> **REQUIRED WORK**: Listed below are entries; give the number of lines among them that include "screenshot", and only that number.

Data listing

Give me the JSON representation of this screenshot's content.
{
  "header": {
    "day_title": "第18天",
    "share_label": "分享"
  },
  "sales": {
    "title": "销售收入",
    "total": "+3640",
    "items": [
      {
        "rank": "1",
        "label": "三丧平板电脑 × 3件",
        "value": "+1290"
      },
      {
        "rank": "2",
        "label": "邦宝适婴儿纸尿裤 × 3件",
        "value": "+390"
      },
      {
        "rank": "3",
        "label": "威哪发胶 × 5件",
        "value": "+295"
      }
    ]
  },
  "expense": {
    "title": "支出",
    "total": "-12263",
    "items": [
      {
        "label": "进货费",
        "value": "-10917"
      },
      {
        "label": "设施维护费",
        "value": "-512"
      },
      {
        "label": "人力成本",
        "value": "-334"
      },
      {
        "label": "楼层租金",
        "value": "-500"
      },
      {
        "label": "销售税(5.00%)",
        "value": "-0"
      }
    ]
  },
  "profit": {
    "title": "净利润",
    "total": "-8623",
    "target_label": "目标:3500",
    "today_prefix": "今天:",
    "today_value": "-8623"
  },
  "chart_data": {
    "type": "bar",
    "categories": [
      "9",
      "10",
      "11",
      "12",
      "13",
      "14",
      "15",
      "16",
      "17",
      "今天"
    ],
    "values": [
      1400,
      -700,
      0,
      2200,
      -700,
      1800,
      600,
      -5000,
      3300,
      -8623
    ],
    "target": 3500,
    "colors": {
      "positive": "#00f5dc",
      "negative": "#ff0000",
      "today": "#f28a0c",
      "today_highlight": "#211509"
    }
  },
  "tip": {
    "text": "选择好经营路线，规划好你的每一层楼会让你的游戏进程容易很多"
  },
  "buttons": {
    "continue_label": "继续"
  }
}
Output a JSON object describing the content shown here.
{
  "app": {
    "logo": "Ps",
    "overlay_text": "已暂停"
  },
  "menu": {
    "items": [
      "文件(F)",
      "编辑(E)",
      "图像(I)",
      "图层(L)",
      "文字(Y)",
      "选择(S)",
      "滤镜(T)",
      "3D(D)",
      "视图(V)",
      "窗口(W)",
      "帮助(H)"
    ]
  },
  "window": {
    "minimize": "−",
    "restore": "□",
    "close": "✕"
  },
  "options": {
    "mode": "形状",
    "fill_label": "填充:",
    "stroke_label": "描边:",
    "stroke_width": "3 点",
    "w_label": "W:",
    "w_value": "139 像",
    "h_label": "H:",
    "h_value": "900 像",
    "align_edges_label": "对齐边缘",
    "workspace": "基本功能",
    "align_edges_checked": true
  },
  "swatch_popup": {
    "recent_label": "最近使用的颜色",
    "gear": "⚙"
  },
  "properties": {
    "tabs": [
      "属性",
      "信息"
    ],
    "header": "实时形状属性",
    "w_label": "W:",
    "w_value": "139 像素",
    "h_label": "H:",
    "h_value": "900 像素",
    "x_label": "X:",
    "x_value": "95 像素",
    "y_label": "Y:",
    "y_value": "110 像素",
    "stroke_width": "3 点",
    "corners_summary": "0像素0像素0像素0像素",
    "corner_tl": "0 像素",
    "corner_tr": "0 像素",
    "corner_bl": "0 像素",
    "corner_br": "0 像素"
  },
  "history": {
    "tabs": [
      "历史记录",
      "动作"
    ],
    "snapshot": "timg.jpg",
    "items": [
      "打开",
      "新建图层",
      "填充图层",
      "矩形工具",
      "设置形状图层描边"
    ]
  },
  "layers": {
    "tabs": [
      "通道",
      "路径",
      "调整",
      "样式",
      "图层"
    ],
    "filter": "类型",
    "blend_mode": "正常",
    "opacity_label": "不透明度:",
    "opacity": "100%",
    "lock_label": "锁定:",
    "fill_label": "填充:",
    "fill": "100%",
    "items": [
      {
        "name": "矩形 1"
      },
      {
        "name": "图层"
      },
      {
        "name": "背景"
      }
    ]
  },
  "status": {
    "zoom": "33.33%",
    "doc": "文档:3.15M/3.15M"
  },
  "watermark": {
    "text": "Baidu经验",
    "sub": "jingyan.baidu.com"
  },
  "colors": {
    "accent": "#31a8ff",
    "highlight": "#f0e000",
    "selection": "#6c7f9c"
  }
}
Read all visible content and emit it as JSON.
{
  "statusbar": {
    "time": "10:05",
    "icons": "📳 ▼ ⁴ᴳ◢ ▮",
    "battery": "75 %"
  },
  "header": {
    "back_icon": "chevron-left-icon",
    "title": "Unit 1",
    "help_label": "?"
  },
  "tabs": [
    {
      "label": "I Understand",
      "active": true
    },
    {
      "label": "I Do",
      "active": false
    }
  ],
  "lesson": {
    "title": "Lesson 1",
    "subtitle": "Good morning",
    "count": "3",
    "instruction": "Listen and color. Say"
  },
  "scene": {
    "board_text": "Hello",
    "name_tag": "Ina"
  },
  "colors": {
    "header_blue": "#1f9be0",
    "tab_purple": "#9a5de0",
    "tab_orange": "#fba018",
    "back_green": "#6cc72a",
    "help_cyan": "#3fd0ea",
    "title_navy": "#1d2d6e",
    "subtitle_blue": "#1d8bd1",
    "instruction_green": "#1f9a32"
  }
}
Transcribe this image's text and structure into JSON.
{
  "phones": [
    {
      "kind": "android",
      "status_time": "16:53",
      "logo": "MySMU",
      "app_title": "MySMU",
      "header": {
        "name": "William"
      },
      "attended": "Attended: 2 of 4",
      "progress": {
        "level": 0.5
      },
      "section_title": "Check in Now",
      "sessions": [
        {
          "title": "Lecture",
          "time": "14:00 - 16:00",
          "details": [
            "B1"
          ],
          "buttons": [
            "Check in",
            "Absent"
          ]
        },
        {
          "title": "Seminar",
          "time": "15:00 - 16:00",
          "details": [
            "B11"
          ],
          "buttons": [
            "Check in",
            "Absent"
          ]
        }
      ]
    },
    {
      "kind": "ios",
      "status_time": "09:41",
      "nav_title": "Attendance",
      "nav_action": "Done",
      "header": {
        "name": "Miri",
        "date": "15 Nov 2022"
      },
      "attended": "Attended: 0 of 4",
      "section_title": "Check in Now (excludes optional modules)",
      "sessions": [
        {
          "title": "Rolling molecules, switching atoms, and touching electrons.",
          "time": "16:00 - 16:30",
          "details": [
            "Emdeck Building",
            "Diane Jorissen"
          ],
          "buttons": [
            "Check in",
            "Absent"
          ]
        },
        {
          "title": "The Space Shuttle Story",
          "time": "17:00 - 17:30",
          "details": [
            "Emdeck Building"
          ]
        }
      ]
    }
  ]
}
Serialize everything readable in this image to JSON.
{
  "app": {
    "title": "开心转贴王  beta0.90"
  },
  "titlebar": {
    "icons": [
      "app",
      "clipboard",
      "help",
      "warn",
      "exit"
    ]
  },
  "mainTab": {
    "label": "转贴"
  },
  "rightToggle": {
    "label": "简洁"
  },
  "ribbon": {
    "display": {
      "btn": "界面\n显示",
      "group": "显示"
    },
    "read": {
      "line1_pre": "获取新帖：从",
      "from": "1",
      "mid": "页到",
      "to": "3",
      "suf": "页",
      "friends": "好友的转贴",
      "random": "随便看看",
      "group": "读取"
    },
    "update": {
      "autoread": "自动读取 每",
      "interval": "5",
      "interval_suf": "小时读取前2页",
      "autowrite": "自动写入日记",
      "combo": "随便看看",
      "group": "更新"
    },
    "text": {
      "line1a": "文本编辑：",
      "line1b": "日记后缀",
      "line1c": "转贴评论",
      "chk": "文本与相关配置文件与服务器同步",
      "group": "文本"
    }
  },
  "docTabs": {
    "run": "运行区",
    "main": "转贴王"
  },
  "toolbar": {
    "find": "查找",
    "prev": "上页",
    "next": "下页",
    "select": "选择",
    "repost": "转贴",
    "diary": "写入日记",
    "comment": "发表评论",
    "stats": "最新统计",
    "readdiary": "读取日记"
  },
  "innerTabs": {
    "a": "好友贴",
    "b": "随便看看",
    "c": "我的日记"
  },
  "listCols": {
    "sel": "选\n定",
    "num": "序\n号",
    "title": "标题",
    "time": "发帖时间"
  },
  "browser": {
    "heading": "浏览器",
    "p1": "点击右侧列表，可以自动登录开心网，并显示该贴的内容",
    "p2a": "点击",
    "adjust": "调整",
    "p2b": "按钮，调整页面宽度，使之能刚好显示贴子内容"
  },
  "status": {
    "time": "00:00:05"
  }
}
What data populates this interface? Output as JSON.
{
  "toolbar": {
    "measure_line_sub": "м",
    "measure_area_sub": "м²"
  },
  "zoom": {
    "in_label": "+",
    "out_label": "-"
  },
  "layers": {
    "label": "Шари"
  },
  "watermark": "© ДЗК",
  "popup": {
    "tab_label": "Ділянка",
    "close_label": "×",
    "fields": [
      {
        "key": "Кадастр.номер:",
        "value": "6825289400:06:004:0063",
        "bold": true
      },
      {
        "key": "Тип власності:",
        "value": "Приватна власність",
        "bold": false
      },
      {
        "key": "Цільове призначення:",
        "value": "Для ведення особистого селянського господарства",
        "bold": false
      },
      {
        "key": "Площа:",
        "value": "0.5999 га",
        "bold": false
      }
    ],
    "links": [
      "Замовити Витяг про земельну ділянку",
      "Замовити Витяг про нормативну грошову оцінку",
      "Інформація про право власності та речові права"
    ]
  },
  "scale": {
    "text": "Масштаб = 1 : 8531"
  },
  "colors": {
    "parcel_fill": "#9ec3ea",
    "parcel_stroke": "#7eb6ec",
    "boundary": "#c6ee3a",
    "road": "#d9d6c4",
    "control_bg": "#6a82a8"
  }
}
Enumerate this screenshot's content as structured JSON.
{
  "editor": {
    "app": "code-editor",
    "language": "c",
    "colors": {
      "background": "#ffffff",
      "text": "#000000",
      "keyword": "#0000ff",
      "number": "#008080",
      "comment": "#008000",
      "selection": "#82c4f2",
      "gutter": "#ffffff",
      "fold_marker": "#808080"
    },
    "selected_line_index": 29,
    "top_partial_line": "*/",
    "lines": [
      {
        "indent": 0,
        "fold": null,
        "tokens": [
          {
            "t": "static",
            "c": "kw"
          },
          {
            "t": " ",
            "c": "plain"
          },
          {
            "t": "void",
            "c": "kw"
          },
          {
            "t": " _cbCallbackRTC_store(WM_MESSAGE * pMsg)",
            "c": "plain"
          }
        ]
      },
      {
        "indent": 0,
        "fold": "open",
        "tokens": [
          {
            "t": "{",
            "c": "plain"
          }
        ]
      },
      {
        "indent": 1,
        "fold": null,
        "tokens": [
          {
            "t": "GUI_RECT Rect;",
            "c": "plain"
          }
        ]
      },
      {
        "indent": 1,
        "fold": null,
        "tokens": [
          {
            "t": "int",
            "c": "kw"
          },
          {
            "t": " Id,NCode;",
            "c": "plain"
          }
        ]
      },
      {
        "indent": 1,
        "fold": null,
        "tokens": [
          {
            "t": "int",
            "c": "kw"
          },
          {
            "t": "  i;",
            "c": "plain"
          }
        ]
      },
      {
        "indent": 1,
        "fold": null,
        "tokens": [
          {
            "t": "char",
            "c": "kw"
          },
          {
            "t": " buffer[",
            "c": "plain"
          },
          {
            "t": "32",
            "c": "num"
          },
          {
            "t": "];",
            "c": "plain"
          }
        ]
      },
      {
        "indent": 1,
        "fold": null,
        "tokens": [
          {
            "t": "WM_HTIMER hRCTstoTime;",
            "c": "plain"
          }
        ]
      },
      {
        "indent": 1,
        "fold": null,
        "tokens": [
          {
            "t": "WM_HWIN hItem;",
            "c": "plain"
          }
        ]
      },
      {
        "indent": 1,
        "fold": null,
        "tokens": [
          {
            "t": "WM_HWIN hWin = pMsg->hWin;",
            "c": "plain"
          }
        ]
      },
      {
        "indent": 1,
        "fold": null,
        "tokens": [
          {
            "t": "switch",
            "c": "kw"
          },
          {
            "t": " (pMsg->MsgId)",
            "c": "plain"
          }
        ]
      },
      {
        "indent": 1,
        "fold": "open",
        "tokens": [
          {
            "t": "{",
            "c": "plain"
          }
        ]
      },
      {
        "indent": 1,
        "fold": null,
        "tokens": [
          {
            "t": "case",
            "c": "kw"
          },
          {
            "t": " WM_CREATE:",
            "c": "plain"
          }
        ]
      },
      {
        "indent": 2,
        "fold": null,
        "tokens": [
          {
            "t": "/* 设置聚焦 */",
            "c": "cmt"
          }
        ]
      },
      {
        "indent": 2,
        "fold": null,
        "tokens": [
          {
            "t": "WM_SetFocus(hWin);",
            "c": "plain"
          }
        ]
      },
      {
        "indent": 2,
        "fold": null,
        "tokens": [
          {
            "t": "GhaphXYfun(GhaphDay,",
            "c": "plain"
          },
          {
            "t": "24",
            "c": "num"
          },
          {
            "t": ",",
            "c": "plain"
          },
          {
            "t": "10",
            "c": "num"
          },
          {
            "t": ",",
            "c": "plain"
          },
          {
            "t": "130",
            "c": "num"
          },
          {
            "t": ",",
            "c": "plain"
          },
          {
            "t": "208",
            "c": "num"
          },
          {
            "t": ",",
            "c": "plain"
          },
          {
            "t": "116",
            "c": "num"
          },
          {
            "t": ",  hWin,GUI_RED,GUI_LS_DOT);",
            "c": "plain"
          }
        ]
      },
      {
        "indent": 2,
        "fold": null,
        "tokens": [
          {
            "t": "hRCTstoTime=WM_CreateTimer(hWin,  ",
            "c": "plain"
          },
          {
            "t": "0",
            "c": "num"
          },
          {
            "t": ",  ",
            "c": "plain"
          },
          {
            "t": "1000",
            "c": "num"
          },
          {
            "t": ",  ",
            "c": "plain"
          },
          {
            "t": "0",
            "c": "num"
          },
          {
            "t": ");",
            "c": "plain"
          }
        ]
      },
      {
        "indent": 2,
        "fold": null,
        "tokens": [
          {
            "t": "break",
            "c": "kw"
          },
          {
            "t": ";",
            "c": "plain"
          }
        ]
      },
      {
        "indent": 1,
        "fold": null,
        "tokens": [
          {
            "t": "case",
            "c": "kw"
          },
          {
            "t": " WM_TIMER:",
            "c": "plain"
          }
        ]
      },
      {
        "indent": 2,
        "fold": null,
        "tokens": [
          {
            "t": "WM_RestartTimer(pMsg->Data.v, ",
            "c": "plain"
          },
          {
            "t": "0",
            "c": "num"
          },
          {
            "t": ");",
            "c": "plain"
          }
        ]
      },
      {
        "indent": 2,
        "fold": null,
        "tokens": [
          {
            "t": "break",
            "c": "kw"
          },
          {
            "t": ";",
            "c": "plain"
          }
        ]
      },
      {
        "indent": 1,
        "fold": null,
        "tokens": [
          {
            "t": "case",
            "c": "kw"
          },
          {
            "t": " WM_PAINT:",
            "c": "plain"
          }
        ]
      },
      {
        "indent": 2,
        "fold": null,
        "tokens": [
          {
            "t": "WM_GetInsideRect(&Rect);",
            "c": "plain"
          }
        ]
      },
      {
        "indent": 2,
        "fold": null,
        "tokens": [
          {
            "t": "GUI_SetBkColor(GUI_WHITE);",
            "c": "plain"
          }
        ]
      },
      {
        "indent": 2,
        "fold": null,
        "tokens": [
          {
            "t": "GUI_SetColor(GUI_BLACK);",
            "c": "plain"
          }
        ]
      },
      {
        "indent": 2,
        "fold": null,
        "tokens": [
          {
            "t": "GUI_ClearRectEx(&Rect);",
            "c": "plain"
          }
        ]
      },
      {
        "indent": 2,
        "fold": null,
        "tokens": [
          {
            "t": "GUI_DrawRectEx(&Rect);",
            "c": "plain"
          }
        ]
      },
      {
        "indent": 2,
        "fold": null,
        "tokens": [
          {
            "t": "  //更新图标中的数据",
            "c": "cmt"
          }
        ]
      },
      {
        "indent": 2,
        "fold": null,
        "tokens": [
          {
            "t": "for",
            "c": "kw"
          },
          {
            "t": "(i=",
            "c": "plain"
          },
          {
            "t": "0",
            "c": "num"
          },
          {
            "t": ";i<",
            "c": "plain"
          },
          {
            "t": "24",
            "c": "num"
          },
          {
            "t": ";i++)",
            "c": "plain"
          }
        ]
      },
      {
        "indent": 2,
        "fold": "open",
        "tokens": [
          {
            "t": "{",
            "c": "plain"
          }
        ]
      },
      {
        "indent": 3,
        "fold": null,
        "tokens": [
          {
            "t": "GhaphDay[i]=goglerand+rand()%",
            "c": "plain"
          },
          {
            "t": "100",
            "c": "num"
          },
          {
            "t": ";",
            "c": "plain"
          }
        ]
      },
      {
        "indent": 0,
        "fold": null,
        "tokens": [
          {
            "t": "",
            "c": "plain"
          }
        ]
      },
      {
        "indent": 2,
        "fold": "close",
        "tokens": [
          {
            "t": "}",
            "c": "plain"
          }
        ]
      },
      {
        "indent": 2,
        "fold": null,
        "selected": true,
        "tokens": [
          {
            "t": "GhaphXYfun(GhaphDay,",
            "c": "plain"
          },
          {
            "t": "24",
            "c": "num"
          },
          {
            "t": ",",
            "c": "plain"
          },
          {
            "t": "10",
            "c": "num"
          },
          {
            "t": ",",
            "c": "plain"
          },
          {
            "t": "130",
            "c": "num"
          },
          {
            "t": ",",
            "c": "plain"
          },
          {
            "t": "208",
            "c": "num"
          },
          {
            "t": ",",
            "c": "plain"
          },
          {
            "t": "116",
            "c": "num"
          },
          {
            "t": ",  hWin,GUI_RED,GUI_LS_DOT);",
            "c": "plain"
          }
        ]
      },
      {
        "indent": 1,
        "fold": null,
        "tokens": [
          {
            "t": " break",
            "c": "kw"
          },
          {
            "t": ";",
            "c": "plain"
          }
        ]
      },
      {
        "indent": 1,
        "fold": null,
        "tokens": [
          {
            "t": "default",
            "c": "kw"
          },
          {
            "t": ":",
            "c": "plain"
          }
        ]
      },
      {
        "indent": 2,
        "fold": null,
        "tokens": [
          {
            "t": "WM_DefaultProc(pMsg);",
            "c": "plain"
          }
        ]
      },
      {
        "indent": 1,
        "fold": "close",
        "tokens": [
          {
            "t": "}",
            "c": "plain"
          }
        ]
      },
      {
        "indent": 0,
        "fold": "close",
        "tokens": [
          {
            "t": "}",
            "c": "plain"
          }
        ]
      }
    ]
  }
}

> **ANSWER IN FULL**: 2